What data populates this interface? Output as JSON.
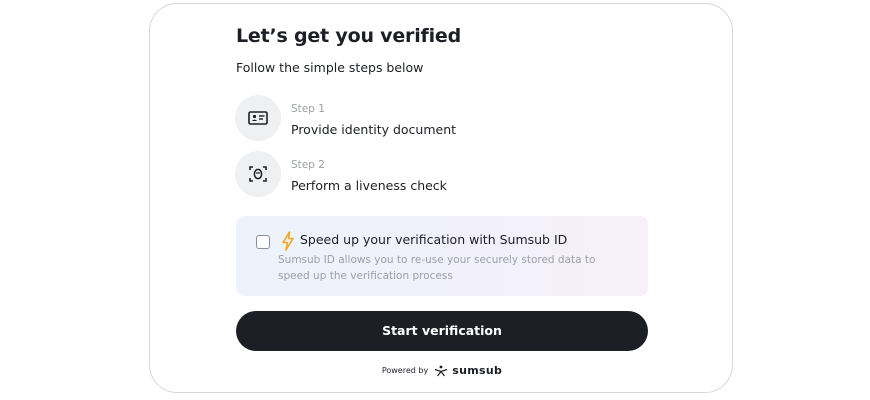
{
  "header": {
    "title": "Let’s get you verified",
    "subtitle": "Follow the simple steps below"
  },
  "steps": [
    {
      "number": "Step 1",
      "label": "Provide identity document",
      "icon": "id-card-icon"
    },
    {
      "number": "Step 2",
      "label": "Perform a liveness check",
      "icon": "face-scan-icon"
    }
  ],
  "promo": {
    "checked": false,
    "icon": "lightning-bolt-icon",
    "title": "Speed up your verification with Sumsub ID",
    "description": "Sumsub ID allows you to re-use your securely stored data to speed up the verification process"
  },
  "actions": {
    "start_label": "Start verification"
  },
  "footer": {
    "powered_by": "Powered by",
    "brand": "sumsub",
    "logo_icon": "sumsub-logo-icon"
  },
  "colors": {
    "button_bg": "#1c1f26",
    "button_text": "#ffffff",
    "bolt": "#f5a623",
    "muted_text": "#9aa0a8",
    "icon_circle": "#eff0f2"
  }
}
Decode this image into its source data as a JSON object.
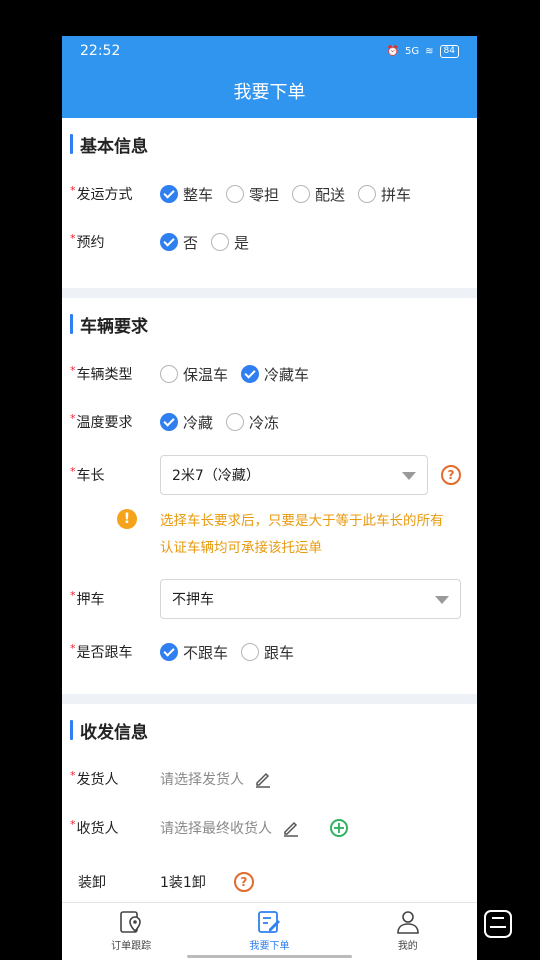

____________

WHAT YOU SHOULD DO: Your job is to transcribe the entries above exactly; skip the pictures.

SOLUTION:
What data populates this interface? Output as JSON.
{
  "header": {
    "title": "Let’s get you verified",
    "subtitle": "Follow the simple steps below"
  },
  "steps": [
    {
      "number": "Step 1",
      "label": "Provide identity document",
      "icon": "id-card-icon"
    },
    {
      "number": "Step 2",
      "label": "Perform a liveness check",
      "icon": "face-scan-icon"
    }
  ],
  "promo": {
    "checked": false,
    "icon": "lightning-bolt-icon",
    "title": "Speed up your verification with Sumsub ID",
    "description": "Sumsub ID allows you to re-use your securely stored data to speed up the verification process"
  },
  "actions": {
    "start_label": "Start verification"
  },
  "footer": {
    "powered_by": "Powered by",
    "brand": "sumsub",
    "logo_icon": "sumsub-logo-icon"
  },
  "colors": {
    "button_bg": "#1c1f26",
    "button_text": "#ffffff",
    "bolt": "#f5a623",
    "muted_text": "#9aa0a8",
    "icon_circle": "#eff0f2"
  }
}
Decode this image into its source data as a JSON object.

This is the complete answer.